[WHAT IS REQUIRED]:
All records below must be retyped exactly.

[SUPPLIED RECORDS]:
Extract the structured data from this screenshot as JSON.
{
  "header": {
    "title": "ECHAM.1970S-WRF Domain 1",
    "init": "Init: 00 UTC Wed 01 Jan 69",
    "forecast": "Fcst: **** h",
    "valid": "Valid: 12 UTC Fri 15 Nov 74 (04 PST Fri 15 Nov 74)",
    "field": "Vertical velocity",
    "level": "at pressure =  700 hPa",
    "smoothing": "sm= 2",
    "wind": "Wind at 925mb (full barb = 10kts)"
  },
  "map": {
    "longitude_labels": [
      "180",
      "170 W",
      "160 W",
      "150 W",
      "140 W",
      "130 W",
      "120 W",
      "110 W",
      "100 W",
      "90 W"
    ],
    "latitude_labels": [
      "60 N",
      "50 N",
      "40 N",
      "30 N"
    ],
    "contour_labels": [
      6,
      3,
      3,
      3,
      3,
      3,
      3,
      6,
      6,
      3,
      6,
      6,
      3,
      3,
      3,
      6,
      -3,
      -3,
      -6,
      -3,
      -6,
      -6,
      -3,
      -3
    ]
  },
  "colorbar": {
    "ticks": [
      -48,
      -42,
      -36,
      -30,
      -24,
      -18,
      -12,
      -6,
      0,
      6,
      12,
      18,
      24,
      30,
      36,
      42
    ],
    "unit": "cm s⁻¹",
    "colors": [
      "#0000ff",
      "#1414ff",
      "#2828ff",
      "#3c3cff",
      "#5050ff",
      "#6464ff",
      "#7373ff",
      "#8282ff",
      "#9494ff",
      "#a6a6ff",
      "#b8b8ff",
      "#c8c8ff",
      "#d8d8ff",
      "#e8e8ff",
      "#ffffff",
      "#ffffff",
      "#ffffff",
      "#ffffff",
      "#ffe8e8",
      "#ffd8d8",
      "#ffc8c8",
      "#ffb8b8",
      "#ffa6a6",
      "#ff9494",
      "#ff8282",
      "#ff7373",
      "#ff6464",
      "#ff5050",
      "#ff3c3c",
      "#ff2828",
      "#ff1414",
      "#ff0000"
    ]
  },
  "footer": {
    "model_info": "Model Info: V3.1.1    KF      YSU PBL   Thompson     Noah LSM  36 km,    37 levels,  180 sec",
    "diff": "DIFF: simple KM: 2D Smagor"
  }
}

[OUTPUT BELOW]:
Extract the structured data from this screenshot as JSON.
{
  "header": {
    "title": "ECHAM.1970S-WRF Domain 1",
    "init": "Init: 00 UTC Wed 01 Jan 69",
    "forecast": "Fcst: **** h",
    "valid": "Valid: 12 UTC Fri 15 Nov 74 (04 PST Fri 15 Nov 74)",
    "field": "Vertical velocity",
    "level": "at pressure =  700 hPa",
    "smoothing": "sm= 2",
    "wind": "Wind at 925mb (full barb = 10kts)"
  },
  "map": {
    "longitude_labels": [
      "180",
      "170 W",
      "160 W",
      "150 W",
      "140 W",
      "130 W",
      "120 W",
      "110 W",
      "100 W",
      "90 W"
    ],
    "latitude_labels": [
      "60 N",
      "50 N",
      "40 N",
      "30 N"
    ],
    "contour_labels": [
      6,
      3,
      3,
      3,
      3,
      3,
      3,
      6,
      6,
      3,
      6,
      6,
      3,
      3,
      3,
      6,
      -3,
      -3,
      -6,
      -3,
      -6,
      -6,
      -3,
      -3
    ]
  },
  "colorbar": {
    "ticks": [
      -48,
      -42,
      -36,
      -30,
      -24,
      -18,
      -12,
      -6,
      0,
      6,
      12,
      18,
      24,
      30,
      36,
      42
    ],
    "unit": "cm s⁻¹",
    "colors": [
      "#0000ff",
      "#1414ff",
      "#2828ff",
      "#3c3cff",
      "#5050ff",
      "#6464ff",
      "#7373ff",
      "#8282ff",
      "#9494ff",
      "#a6a6ff",
      "#b8b8ff",
      "#c8c8ff",
      "#d8d8ff",
      "#e8e8ff",
      "#ffffff",
      "#ffffff",
      "#ffffff",
      "#ffffff",
      "#ffe8e8",
      "#ffd8d8",
      "#ffc8c8",
      "#ffb8b8",
      "#ffa6a6",
      "#ff9494",
      "#ff8282",
      "#ff7373",
      "#ff6464",
      "#ff5050",
      "#ff3c3c",
      "#ff2828",
      "#ff1414",
      "#ff0000"
    ]
  },
  "footer": {
    "model_info": "Model Info: V3.1.1    KF      YSU PBL   Thompson     Noah LSM  36 km,    37 levels,  180 sec",
    "diff": "DIFF: simple KM: 2D Smagor"
  }
}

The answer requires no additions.